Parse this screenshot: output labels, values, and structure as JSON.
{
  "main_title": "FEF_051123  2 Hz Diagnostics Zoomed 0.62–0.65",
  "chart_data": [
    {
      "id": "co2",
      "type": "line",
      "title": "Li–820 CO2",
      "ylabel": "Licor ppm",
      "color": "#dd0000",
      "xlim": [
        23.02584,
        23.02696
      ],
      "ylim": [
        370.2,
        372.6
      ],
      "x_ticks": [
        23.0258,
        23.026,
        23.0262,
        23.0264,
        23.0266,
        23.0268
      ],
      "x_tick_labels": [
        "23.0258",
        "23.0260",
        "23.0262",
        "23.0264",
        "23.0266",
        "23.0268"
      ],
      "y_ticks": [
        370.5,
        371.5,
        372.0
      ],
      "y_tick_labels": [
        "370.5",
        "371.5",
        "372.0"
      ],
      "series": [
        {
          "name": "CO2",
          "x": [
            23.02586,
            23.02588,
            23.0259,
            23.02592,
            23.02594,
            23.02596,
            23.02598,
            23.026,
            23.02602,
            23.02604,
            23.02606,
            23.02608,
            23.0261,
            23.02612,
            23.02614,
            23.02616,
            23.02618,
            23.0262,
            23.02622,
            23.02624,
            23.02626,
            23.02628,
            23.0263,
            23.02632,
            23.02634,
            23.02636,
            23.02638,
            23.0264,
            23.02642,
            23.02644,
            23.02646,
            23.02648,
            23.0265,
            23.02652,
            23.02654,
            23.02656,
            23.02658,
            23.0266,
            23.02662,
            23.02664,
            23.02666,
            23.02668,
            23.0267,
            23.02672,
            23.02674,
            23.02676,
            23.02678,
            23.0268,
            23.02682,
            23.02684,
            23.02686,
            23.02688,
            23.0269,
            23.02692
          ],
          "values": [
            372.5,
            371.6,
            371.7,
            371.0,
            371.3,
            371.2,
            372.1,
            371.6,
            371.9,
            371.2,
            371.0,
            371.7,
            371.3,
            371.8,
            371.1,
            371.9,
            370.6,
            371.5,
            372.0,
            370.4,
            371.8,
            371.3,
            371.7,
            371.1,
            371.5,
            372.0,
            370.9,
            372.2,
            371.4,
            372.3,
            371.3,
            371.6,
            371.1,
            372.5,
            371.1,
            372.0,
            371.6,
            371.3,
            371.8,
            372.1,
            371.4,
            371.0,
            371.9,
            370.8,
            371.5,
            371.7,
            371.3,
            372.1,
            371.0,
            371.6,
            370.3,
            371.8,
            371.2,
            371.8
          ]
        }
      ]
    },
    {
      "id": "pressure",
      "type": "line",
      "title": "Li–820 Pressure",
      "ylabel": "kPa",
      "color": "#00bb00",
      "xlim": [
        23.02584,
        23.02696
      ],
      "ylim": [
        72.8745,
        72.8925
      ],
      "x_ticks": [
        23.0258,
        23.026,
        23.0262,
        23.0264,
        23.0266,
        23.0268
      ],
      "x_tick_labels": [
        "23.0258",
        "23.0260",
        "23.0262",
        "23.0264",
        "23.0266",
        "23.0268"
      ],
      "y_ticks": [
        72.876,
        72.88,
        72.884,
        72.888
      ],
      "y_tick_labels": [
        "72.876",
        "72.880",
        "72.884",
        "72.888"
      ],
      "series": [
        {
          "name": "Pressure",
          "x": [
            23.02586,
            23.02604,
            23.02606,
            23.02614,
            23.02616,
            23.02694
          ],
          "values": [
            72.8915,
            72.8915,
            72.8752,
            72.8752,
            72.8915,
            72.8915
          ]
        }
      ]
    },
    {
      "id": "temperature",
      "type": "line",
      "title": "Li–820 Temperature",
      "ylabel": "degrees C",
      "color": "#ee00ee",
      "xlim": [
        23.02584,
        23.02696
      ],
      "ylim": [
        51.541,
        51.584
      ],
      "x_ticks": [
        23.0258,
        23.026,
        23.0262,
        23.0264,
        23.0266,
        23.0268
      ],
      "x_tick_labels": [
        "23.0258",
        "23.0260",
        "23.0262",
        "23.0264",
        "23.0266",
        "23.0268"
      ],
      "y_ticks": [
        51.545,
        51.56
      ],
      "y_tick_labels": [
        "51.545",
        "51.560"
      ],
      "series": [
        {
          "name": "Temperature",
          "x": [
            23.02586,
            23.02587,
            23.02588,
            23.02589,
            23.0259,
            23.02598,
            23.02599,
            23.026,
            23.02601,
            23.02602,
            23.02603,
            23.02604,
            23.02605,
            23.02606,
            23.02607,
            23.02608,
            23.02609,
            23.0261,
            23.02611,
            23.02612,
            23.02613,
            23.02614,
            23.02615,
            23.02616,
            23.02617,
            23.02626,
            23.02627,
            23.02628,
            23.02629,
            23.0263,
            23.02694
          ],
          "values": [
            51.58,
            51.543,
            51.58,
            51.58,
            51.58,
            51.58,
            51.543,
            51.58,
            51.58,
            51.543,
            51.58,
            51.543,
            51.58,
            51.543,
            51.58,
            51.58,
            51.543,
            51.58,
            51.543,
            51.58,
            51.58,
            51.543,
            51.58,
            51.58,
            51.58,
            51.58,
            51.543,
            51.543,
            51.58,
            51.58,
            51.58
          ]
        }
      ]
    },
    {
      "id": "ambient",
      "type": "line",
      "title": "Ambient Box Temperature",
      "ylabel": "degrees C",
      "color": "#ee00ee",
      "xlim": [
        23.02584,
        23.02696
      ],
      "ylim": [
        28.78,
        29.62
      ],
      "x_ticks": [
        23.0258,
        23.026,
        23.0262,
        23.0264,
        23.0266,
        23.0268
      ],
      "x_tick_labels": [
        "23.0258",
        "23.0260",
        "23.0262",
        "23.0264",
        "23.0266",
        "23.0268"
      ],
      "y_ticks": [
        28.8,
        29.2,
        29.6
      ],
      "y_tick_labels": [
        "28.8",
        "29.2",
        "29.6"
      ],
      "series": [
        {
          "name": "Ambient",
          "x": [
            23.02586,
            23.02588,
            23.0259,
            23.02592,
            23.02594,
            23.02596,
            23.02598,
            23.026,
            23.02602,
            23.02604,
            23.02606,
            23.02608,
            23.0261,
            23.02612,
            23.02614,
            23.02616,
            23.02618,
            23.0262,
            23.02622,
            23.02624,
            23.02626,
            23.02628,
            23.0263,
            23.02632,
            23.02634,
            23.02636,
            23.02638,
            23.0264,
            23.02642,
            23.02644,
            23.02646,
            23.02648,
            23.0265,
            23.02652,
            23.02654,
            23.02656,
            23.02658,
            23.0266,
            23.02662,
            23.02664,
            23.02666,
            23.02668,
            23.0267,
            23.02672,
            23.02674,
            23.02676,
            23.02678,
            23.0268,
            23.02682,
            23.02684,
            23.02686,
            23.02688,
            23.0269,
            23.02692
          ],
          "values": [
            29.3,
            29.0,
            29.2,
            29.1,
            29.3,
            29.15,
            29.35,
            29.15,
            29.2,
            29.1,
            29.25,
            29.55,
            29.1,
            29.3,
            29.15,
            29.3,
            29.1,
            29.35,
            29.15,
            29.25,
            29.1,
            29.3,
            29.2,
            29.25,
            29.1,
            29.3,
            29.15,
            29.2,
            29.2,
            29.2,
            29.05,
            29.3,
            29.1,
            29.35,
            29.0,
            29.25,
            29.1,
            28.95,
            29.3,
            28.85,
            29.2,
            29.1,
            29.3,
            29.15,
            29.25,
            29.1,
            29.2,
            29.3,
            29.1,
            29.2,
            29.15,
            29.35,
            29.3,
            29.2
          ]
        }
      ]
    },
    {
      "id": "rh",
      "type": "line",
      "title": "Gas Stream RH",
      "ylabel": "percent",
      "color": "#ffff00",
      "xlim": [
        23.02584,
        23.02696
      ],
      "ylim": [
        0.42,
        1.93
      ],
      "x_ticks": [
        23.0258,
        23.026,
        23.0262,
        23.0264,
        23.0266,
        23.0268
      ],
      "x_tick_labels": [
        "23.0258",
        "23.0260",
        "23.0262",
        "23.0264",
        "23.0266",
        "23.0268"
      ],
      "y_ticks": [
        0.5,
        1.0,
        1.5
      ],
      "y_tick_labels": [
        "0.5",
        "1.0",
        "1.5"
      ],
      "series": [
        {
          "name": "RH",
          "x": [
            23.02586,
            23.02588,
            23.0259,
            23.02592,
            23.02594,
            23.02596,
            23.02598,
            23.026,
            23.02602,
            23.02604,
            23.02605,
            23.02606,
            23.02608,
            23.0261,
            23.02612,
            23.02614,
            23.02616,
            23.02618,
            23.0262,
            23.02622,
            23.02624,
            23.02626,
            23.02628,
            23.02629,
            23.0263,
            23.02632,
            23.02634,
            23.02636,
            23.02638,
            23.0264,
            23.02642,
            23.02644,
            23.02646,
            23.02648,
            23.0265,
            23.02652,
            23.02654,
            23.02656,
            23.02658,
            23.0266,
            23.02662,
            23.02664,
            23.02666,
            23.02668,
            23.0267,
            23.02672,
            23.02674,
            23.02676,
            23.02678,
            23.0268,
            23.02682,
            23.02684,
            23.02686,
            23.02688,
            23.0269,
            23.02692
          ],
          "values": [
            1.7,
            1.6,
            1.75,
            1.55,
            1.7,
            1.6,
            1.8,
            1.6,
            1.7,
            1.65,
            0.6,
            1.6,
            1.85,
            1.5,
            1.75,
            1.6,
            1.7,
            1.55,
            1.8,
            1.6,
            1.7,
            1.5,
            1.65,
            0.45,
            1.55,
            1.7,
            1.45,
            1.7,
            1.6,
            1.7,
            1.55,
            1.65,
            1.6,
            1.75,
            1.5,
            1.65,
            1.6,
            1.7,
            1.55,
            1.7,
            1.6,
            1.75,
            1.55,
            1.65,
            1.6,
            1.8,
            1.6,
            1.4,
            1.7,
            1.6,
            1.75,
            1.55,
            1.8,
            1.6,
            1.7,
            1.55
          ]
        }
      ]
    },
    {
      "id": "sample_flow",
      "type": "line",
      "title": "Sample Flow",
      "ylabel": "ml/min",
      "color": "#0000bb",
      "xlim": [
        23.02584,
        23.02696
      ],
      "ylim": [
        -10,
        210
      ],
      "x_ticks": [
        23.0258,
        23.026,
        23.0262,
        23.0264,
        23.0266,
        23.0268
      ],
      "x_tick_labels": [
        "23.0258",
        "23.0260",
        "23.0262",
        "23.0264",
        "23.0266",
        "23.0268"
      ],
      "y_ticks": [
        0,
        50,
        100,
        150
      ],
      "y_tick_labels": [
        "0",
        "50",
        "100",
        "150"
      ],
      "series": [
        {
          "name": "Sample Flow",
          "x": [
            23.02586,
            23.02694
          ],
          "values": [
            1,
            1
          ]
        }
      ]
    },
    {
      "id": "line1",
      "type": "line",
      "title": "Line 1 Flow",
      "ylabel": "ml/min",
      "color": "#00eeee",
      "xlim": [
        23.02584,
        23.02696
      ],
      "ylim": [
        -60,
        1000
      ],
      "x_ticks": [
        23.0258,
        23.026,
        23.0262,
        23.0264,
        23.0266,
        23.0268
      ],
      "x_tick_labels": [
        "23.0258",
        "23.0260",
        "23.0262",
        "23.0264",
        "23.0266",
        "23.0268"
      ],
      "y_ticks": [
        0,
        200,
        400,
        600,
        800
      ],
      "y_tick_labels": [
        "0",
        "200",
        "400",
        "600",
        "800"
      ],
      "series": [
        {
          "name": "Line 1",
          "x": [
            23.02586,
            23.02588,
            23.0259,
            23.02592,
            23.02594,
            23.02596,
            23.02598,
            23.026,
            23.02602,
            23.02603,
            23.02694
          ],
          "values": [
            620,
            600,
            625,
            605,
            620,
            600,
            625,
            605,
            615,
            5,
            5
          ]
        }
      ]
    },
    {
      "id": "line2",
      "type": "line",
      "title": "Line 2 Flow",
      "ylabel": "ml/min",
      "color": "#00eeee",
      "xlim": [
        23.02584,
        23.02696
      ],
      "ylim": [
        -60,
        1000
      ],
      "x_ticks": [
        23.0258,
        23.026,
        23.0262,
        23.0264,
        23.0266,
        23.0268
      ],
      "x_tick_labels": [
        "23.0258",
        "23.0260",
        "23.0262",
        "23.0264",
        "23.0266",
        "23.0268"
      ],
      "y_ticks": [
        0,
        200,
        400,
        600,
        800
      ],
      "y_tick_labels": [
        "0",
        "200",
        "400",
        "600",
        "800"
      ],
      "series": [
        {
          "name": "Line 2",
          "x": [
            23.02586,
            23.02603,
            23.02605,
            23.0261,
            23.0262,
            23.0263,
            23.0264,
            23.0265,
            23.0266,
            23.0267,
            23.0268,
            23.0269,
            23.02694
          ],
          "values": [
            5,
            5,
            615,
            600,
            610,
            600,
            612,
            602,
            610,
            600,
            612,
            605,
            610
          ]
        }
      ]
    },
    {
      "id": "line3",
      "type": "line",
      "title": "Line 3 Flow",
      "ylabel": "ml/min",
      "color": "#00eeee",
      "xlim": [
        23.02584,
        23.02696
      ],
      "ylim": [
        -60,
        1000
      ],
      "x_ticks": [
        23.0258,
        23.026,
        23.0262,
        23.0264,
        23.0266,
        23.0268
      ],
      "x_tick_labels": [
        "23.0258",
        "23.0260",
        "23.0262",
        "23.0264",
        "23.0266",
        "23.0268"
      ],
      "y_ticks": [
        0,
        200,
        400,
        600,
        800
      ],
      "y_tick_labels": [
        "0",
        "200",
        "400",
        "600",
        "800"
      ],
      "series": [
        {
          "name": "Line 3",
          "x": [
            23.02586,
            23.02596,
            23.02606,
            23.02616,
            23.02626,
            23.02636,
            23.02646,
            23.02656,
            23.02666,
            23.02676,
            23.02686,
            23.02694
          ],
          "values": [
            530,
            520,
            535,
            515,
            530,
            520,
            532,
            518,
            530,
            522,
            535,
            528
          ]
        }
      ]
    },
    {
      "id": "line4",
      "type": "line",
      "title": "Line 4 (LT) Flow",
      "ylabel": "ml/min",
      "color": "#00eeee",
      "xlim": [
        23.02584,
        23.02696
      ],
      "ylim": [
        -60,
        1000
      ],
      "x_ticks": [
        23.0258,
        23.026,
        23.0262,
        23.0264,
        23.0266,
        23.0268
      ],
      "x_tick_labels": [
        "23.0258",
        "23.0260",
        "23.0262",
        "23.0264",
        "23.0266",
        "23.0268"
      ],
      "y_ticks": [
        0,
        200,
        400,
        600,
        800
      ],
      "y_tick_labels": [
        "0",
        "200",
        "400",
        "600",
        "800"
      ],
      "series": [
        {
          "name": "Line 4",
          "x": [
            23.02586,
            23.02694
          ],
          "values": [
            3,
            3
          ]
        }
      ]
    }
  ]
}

• **YOUR GOAL**:
Using the records above, find and show each line with the string "name".

• **COMPLETE ANSWER**:
          "name": "CO2",
          "name": "Pressure",
          "name": "Temperature",
          "name": "Ambient",
          "name": "RH",
          "name": "Sample Flow",
          "name": "Line 1",
          "name": "Line 2",
          "name": "Line 3",
          "name": "Line 4",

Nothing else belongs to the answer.